= Directive =
Pick out every line of the entries below where "часто" occurs, and copy those lines.

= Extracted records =
** BEGIN **

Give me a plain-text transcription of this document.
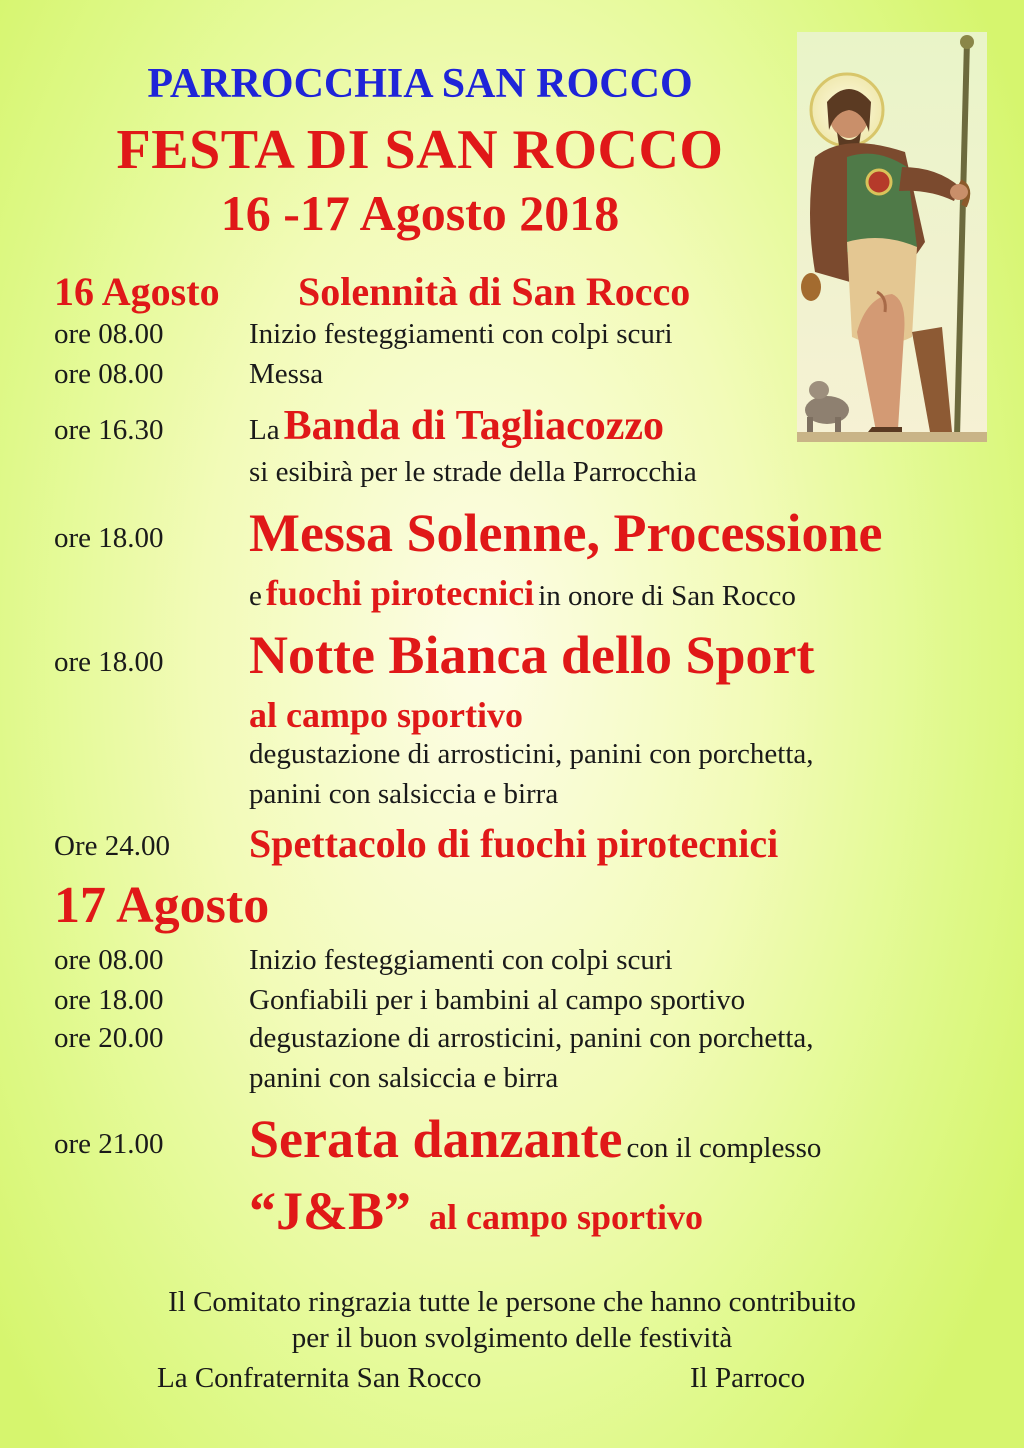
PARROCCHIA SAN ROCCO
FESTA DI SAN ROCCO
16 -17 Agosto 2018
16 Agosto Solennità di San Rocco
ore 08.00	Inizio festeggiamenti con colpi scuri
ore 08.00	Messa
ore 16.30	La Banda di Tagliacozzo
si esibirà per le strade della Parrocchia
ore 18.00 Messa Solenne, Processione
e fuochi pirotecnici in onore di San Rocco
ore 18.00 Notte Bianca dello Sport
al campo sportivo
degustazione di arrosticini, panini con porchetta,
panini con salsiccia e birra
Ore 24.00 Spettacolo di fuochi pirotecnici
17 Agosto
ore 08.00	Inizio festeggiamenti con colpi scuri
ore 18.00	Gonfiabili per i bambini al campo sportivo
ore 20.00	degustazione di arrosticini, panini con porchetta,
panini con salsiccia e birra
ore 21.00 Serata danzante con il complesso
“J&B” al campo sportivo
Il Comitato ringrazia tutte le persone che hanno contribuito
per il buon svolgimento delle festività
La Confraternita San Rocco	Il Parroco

** END **
** BEGIN **

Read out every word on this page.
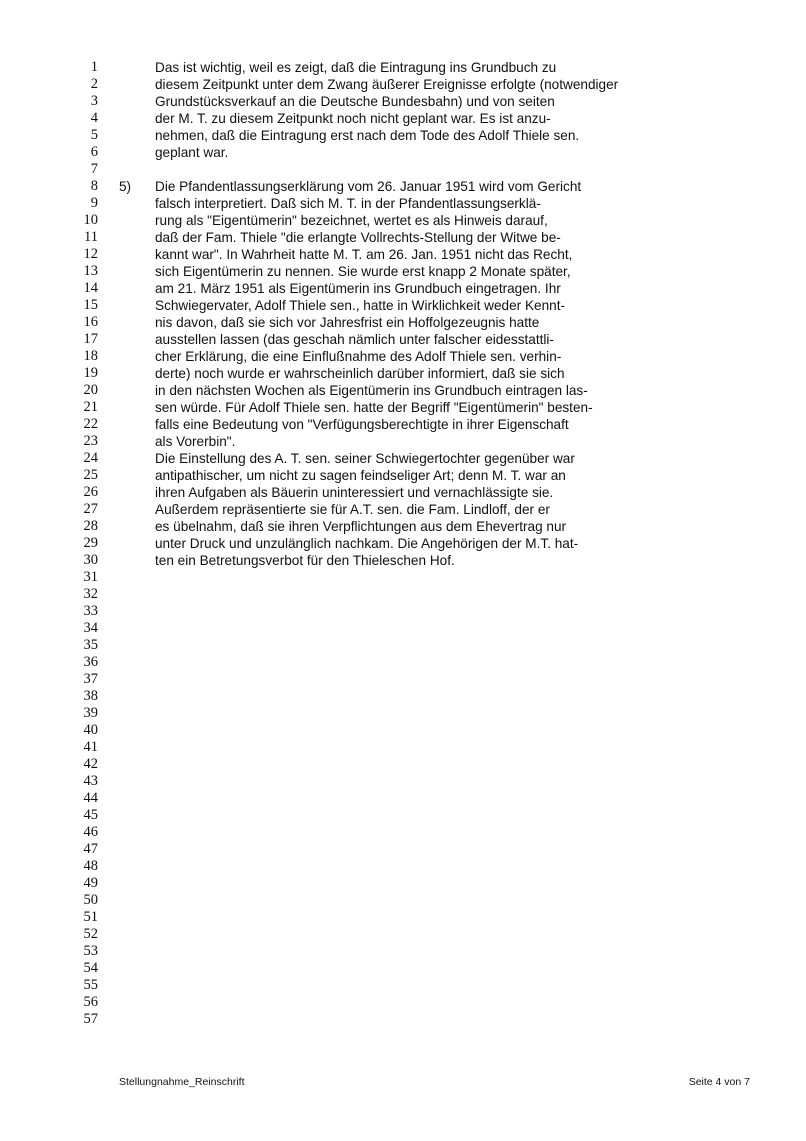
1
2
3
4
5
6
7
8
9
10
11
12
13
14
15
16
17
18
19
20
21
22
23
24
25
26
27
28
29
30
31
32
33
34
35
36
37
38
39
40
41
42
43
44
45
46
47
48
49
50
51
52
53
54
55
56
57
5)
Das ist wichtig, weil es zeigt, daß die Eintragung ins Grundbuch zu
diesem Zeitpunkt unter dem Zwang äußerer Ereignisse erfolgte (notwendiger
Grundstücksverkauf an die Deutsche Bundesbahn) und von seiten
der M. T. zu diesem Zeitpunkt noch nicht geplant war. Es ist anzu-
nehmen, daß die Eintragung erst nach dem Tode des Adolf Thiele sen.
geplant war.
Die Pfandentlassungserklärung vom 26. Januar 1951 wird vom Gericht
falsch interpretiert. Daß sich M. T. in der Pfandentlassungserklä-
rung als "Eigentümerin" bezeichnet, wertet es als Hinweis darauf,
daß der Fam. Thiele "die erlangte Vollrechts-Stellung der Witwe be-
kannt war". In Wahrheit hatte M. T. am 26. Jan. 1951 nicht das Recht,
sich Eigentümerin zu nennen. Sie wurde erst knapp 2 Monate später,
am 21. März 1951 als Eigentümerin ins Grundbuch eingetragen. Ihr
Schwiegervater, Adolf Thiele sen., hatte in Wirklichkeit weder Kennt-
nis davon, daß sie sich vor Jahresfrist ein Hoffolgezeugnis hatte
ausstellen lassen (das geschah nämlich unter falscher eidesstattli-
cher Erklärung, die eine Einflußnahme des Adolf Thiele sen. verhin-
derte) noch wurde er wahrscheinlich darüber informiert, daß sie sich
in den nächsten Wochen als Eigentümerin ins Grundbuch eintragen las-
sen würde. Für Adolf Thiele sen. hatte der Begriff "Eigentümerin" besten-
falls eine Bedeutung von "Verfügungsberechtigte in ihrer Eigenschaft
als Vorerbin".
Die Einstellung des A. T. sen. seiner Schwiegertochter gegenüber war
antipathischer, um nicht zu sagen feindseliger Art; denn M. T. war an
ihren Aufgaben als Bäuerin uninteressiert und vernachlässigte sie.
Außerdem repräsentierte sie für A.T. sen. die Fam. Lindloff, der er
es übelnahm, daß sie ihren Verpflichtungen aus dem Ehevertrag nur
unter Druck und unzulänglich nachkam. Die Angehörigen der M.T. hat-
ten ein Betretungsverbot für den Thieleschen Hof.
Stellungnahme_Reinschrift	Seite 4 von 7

** END **
** BEGIN **

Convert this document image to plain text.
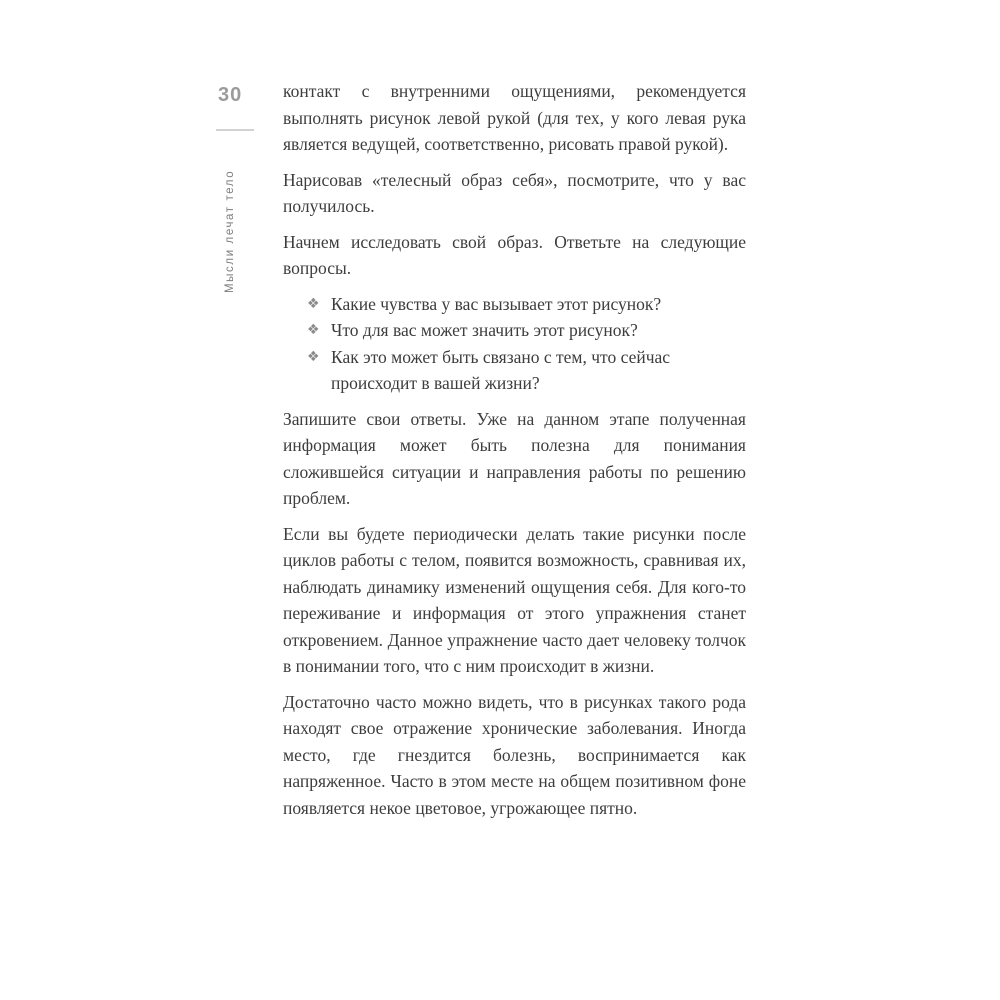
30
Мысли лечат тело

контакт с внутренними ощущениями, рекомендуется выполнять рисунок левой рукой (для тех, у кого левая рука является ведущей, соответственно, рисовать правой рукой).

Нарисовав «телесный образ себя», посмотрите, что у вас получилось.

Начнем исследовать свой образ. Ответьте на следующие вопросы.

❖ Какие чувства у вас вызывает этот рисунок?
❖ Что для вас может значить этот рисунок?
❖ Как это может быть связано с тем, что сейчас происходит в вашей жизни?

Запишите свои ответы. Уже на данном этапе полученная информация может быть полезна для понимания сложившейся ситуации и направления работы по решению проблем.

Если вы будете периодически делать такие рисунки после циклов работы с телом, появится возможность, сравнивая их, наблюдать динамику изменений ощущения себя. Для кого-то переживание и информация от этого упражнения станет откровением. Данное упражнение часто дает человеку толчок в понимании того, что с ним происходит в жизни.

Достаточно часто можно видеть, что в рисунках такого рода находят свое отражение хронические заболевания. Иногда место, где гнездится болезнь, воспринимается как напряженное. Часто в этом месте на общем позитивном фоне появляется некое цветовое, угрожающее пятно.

** END **

= Output of the task =
Если вы будете периодически делать такие рисунки после циклов работы с телом, появится возможность, сравнивая их, наблюдать динамику изменений ощущения себя. Для кого-то переживание и информация от этого упражнения станет откровением. Данное упражнение часто дает человеку толчок в понимании того, что с ним происходит в жизни.
Достаточно часто можно видеть, что в рисунках такого рода находят свое отражение хронические заболевания. Иногда место, где гнездится болезнь, воспринимается как напряженное. Часто в этом месте на общем позитивном фоне появляется некое цветовое, угрожающее пятно.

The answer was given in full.